▶ _Figure record listings_:
===============
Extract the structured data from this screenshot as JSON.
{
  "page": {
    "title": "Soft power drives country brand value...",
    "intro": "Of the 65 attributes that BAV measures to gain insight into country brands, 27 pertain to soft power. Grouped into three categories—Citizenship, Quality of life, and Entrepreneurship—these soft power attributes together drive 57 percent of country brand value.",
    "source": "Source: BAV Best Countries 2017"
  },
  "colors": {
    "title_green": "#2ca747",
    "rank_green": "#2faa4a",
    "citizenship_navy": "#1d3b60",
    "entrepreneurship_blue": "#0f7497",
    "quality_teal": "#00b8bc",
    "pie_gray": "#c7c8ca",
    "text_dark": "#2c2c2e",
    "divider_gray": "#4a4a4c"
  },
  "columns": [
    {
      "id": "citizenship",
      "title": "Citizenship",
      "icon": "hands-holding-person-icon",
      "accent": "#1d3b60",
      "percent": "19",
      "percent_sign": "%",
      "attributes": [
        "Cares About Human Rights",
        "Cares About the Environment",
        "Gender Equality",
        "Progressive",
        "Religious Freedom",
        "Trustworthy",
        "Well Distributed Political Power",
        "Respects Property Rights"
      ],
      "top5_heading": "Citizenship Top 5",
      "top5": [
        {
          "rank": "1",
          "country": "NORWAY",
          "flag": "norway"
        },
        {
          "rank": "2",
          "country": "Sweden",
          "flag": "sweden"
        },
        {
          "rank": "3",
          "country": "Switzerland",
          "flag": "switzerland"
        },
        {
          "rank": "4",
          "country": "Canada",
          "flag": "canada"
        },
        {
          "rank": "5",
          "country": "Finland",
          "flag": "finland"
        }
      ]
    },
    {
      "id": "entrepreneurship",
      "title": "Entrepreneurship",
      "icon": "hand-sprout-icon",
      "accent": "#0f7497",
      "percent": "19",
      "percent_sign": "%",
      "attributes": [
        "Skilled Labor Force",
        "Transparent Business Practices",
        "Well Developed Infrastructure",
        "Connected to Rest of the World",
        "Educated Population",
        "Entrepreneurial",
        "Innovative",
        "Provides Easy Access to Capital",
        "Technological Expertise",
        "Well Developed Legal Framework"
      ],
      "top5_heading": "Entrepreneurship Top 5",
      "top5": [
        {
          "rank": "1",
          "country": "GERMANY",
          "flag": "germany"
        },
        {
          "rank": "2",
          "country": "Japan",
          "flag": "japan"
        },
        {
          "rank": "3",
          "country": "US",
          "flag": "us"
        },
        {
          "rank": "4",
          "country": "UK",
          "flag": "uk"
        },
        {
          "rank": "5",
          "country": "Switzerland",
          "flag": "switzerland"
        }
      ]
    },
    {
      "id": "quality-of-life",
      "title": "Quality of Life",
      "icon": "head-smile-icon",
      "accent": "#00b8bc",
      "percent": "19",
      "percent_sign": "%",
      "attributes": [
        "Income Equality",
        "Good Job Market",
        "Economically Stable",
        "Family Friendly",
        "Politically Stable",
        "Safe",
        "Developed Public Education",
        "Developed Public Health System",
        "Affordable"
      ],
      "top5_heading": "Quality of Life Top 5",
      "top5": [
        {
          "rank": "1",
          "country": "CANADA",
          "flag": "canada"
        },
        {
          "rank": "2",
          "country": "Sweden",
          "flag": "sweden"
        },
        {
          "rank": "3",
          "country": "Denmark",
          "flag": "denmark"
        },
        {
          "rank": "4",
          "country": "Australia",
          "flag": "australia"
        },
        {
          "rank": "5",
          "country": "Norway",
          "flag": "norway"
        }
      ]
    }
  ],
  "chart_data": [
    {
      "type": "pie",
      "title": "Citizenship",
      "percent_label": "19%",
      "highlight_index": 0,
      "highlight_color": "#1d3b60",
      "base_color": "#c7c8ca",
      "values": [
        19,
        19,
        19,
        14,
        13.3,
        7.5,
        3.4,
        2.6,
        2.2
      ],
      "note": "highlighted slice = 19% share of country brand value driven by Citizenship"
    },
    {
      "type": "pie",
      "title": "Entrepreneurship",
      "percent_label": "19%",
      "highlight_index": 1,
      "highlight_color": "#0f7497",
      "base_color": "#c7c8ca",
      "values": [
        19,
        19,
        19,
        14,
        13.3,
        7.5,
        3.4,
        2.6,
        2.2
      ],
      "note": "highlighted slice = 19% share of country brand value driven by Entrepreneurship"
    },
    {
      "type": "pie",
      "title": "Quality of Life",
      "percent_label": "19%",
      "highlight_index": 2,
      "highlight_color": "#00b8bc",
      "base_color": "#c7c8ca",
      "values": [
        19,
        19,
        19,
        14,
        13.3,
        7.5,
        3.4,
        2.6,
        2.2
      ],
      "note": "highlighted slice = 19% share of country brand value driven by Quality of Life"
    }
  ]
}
===============
▶ _TASK GOAL_:
In the entries above, find each line with the string "Public" and copy it.

▶ _FULL SOLUTION_:
        "Developed Public Education",
        "Developed Public Health System",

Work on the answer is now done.